Image element box records:

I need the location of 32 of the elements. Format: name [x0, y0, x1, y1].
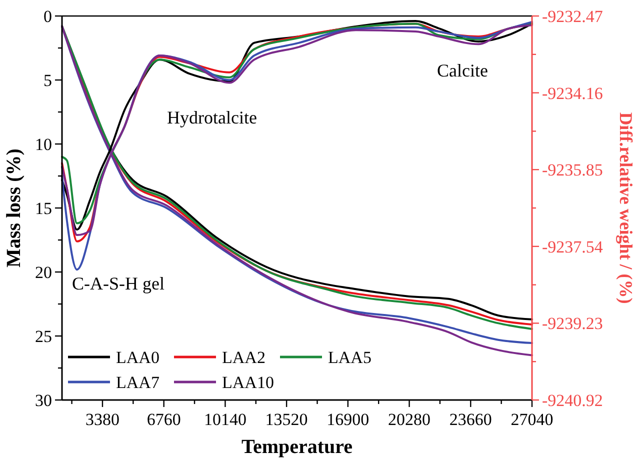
y-tick-label: 5: [44, 70, 52, 90]
x-tick-label: 6760: [146, 410, 181, 429]
annotation: Calcite: [437, 60, 488, 80]
y2-tick-label: -9235.85: [542, 160, 603, 180]
y-tick-label: 15: [35, 198, 52, 218]
legend-label: LAA5: [328, 348, 372, 367]
y-tick-label: 10: [35, 134, 52, 154]
y-tick-label: 25: [35, 326, 52, 346]
x-tick-label: 20280: [388, 410, 431, 429]
y2-tick-label: -9240.92: [542, 390, 603, 410]
x-axis-title: Temperature: [241, 436, 353, 458]
x-tick-label: 10140: [204, 410, 246, 429]
y-tick-label: 20: [35, 262, 52, 282]
legend-label: LAA0: [116, 348, 160, 367]
legend-label: LAA10: [222, 372, 274, 392]
x-tick-label: 3380: [85, 410, 120, 429]
y-axis-title: Mass loss (%): [3, 148, 25, 268]
x-tick-label: 16900: [326, 410, 370, 429]
x-tick-label: 23660: [449, 410, 492, 429]
annotation: C-A-S-H gel: [72, 273, 164, 294]
x-tick-label: 27040: [510, 410, 554, 429]
y2-tick-label: -9239.23: [542, 314, 603, 334]
legend-label: LAA7: [116, 372, 160, 392]
y2-tick-label: -9234.16: [542, 84, 603, 103]
y-tick-label: 30: [35, 390, 52, 410]
y-tick-label: 0: [44, 6, 52, 26]
y2-tick-label: -9237.54: [542, 237, 604, 256]
y2-axis-title: Diff.relative weight / (%): [616, 112, 636, 304]
legend-label: LAA2: [222, 348, 266, 367]
x-tick-label: 13520: [265, 410, 308, 429]
y2-tick-label: -9232.47: [542, 6, 604, 26]
annotation: Hydrotalcite: [167, 107, 257, 128]
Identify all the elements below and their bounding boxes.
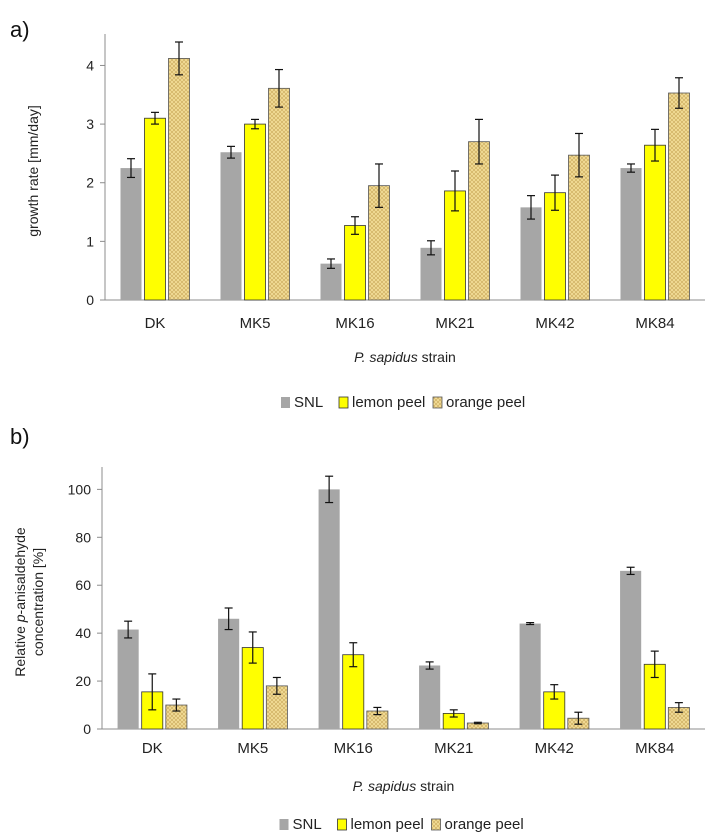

# TASK DIRECTIONS
Copy the lines above verbatim, beginning with the one that contains "y-tick-label: 5: [44, 70, 52, 90]" and ending with the one that contains "legend-label: LAA5: [328, 348, 372, 367]".

# WRITTEN ANSWER
y-tick-label: 5: [44, 70, 52, 90]
x-tick-label: 6760: [146, 410, 181, 429]
annotation: Calcite: [437, 60, 488, 80]
y2-tick-label: -9235.85: [542, 160, 603, 180]
y-tick-label: 15: [35, 198, 52, 218]
legend-label: LAA5: [328, 348, 372, 367]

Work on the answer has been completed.